What to produce
Scan the records and identify every line in which the string "JSON" occurs, then return those lines.
— START Data —
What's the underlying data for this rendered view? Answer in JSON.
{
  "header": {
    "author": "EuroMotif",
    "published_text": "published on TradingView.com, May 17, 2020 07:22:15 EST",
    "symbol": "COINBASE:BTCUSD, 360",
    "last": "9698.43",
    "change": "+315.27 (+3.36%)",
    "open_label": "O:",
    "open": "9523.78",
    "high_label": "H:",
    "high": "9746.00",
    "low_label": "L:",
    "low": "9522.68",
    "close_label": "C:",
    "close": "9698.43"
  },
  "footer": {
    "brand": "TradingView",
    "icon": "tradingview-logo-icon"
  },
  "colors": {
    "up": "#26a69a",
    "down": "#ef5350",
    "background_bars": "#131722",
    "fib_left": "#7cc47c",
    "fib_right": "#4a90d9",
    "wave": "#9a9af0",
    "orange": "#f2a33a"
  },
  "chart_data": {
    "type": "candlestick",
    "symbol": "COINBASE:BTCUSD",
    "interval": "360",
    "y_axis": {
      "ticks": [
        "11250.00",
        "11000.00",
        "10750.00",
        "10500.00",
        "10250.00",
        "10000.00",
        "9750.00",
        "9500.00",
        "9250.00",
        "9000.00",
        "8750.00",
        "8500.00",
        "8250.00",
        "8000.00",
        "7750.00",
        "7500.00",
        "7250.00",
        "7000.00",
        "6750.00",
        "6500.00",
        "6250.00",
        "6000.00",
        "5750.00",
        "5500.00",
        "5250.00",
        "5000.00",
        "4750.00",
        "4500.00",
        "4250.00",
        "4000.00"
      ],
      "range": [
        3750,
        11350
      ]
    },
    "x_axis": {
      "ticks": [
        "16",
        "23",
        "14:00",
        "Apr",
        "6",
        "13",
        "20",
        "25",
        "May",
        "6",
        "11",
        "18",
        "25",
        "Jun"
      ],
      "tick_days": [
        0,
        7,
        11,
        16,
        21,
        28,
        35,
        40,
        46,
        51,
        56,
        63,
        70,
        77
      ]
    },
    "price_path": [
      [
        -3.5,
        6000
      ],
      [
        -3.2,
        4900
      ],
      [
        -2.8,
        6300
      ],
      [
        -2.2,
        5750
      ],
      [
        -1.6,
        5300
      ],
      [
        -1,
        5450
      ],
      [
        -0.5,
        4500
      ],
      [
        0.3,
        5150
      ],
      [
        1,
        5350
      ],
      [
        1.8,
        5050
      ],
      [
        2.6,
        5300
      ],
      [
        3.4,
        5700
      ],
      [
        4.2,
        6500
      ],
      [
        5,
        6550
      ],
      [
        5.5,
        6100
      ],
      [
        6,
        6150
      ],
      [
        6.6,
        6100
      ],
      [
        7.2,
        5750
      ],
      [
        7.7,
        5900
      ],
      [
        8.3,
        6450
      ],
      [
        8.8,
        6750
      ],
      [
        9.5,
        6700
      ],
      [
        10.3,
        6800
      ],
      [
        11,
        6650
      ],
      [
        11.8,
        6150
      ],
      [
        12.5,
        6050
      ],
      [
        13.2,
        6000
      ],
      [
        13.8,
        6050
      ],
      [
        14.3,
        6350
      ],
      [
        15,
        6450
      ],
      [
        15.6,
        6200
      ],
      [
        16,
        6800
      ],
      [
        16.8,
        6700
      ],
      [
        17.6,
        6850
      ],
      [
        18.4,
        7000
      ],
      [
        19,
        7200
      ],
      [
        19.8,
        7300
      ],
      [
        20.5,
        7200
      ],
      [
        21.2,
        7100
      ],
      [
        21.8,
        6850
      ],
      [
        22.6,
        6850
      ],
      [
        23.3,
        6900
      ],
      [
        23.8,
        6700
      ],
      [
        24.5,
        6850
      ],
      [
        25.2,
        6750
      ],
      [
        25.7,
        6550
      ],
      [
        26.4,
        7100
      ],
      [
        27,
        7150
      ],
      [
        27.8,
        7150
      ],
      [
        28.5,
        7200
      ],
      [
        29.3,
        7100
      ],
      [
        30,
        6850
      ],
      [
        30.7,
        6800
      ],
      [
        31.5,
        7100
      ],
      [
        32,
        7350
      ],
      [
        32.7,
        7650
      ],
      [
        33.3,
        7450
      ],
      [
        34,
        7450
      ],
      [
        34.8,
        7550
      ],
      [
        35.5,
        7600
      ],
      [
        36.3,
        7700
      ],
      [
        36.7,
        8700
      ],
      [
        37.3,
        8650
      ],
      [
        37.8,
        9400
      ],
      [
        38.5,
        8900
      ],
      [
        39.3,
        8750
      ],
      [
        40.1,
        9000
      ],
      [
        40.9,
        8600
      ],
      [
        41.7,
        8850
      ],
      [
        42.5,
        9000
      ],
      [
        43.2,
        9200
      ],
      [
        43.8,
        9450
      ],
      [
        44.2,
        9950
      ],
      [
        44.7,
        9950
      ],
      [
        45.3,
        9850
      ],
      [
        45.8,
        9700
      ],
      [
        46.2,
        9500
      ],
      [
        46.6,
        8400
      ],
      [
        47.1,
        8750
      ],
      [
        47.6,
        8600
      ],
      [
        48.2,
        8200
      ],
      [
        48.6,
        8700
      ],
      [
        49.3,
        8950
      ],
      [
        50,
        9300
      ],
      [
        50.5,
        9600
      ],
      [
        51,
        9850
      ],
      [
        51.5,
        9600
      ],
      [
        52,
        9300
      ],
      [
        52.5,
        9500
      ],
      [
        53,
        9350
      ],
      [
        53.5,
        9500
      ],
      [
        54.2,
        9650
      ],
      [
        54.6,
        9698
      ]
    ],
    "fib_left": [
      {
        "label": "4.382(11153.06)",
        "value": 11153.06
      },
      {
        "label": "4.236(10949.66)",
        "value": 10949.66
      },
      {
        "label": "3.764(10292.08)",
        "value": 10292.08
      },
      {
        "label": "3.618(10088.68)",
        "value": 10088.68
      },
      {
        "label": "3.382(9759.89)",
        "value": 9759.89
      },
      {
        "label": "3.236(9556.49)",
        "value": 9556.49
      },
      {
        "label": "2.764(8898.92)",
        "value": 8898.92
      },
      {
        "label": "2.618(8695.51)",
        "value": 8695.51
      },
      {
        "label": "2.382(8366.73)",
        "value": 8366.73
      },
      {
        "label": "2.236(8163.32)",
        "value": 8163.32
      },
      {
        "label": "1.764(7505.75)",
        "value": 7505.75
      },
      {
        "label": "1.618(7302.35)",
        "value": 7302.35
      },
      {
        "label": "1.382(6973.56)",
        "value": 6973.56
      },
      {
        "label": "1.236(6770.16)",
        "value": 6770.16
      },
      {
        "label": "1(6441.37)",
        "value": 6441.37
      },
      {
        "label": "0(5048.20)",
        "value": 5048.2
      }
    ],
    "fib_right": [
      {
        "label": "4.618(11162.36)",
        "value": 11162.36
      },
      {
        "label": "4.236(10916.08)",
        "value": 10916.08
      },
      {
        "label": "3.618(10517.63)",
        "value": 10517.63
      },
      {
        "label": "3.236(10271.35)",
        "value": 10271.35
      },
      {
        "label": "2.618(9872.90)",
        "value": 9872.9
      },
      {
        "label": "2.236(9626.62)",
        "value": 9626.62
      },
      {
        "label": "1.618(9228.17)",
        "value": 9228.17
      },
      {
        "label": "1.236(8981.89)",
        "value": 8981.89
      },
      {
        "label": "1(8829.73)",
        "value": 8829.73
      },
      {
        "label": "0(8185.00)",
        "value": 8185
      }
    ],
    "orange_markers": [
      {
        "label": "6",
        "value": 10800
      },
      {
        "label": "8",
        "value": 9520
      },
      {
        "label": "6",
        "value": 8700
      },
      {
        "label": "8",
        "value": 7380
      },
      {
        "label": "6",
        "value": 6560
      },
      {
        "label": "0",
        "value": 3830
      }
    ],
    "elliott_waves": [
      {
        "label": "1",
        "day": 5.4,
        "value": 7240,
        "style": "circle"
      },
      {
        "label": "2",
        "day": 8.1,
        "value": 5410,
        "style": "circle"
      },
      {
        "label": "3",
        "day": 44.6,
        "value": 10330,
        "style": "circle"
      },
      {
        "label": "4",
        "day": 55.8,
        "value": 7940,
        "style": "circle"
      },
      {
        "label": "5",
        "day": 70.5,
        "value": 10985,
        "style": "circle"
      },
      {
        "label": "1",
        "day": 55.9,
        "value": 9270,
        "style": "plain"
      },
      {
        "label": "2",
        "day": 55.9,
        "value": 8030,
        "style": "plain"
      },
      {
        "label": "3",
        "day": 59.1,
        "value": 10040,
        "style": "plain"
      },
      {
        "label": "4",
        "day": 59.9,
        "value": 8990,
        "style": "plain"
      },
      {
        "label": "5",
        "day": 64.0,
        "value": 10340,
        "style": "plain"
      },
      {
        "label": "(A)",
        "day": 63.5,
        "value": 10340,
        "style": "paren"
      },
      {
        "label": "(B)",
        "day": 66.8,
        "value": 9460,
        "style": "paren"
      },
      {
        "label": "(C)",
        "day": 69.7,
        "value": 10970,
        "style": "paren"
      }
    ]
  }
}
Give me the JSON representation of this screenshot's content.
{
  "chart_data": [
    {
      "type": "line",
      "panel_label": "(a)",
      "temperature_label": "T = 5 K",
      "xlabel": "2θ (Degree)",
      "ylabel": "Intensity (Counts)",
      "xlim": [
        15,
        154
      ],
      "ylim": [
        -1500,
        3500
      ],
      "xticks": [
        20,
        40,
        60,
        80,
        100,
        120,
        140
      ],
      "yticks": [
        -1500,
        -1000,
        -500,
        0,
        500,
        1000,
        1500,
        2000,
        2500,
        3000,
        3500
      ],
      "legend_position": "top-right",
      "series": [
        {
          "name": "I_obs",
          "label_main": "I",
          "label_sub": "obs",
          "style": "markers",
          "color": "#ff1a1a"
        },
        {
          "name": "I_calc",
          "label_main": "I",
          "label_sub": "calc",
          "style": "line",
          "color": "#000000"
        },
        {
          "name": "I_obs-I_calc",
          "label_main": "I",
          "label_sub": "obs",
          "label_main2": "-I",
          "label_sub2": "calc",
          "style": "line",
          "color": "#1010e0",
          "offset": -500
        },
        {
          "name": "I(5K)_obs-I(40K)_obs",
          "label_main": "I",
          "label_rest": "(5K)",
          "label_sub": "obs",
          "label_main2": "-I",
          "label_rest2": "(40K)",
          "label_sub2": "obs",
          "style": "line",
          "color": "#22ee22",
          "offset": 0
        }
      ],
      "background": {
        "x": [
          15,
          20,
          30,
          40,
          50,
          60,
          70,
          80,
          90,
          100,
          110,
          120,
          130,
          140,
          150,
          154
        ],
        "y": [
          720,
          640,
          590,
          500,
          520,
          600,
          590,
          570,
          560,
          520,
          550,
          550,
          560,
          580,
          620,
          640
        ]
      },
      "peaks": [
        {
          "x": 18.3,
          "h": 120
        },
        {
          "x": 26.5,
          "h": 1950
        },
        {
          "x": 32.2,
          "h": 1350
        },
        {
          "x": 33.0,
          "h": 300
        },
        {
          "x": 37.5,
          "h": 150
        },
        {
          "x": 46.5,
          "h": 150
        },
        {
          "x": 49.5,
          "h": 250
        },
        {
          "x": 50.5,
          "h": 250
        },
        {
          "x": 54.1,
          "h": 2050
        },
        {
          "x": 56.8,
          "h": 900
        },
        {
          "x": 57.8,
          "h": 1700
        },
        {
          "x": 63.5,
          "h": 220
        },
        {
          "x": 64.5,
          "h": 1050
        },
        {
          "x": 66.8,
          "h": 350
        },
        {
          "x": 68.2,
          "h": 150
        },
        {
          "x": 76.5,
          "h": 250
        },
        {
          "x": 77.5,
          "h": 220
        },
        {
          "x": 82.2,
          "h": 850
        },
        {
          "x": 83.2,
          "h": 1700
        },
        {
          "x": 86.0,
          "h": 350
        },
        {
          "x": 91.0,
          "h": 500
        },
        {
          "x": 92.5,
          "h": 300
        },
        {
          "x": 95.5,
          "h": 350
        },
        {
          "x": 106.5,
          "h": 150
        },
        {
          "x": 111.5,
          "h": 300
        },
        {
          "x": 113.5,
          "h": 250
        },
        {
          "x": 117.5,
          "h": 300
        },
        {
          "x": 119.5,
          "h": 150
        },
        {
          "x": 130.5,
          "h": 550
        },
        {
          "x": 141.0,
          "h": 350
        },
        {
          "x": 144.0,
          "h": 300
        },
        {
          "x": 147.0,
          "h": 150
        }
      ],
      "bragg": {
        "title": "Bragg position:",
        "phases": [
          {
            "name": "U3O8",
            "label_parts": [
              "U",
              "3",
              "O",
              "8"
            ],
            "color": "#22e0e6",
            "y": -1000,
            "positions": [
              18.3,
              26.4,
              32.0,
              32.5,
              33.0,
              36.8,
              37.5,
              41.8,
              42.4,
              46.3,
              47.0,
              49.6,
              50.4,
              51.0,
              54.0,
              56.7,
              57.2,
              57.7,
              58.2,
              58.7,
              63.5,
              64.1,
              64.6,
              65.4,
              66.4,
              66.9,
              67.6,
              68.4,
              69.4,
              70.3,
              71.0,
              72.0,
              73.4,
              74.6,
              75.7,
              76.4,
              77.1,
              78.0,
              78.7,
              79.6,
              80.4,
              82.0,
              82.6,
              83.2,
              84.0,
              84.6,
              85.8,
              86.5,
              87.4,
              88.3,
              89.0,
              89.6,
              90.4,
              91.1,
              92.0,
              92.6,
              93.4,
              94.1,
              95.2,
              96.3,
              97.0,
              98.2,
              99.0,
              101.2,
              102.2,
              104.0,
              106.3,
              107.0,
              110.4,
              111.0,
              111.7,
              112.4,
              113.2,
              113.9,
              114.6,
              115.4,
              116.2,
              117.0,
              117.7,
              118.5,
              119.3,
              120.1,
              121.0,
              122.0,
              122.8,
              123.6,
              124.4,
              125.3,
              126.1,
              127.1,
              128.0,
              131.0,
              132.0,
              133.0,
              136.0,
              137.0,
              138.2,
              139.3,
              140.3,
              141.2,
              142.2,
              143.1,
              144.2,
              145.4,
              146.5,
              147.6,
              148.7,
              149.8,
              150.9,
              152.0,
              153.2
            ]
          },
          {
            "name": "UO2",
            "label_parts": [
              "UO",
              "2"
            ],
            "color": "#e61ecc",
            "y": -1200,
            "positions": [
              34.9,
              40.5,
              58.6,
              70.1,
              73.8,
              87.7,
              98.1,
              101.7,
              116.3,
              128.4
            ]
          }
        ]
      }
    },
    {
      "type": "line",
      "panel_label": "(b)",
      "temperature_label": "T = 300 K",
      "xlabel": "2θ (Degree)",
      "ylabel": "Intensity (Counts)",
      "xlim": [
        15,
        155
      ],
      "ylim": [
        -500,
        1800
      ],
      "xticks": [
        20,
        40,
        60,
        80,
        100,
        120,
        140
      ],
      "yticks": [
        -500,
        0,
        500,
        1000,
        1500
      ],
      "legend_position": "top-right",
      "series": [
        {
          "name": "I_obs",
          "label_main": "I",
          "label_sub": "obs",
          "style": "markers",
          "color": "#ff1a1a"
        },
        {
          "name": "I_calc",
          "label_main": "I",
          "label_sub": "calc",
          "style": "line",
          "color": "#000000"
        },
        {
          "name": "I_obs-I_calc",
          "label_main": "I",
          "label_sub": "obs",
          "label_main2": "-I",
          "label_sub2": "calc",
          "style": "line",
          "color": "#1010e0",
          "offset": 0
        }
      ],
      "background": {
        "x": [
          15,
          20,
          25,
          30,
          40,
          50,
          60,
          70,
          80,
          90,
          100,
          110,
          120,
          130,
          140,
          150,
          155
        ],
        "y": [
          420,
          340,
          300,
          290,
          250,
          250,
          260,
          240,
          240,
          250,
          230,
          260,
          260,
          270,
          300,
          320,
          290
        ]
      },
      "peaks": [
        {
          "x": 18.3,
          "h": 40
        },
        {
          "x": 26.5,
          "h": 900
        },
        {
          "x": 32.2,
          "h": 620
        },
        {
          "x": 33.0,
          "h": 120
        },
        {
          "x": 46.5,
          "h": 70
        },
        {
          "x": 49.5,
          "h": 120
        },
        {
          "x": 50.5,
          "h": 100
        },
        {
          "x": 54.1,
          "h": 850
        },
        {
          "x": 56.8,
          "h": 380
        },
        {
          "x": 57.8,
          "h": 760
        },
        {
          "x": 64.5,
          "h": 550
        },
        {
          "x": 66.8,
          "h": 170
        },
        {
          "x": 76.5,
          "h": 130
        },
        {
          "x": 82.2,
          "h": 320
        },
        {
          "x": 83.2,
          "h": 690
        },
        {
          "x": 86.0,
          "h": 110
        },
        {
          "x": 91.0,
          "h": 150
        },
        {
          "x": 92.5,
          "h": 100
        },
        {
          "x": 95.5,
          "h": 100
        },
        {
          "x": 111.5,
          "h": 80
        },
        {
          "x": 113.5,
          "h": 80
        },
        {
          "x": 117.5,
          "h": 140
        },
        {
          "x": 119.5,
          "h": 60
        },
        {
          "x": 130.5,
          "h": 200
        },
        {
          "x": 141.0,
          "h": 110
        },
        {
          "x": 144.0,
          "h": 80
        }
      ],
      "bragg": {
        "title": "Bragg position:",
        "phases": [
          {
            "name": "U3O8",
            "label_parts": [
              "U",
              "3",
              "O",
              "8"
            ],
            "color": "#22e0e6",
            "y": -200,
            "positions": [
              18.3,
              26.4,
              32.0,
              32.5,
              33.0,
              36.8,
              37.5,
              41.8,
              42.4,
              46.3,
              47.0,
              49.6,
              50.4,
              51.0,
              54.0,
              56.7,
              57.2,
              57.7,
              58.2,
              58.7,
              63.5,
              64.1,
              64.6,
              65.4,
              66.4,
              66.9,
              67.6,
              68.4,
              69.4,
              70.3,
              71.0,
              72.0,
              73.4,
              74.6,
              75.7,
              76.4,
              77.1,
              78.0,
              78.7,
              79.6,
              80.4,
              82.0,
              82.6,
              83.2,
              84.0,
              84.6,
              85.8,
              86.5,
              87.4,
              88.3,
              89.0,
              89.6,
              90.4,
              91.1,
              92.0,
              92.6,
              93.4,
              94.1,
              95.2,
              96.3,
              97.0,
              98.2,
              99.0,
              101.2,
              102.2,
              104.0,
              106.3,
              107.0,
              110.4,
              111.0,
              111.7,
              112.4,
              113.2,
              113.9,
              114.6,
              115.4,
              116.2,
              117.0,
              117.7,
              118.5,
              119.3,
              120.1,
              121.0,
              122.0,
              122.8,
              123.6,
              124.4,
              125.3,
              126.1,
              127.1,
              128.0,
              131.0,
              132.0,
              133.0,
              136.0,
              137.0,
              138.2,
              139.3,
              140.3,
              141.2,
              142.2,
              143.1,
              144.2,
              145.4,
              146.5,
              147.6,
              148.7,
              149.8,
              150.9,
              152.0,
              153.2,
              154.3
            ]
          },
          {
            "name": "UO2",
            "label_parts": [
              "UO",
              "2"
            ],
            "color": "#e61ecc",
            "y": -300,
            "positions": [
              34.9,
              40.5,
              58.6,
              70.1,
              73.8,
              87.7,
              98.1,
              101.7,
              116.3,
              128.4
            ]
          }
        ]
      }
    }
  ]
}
— END Data —
Response to this exercise
What's the underlying data for this rendered view? Answer in JSON.
Give me the JSON representation of this screenshot's content.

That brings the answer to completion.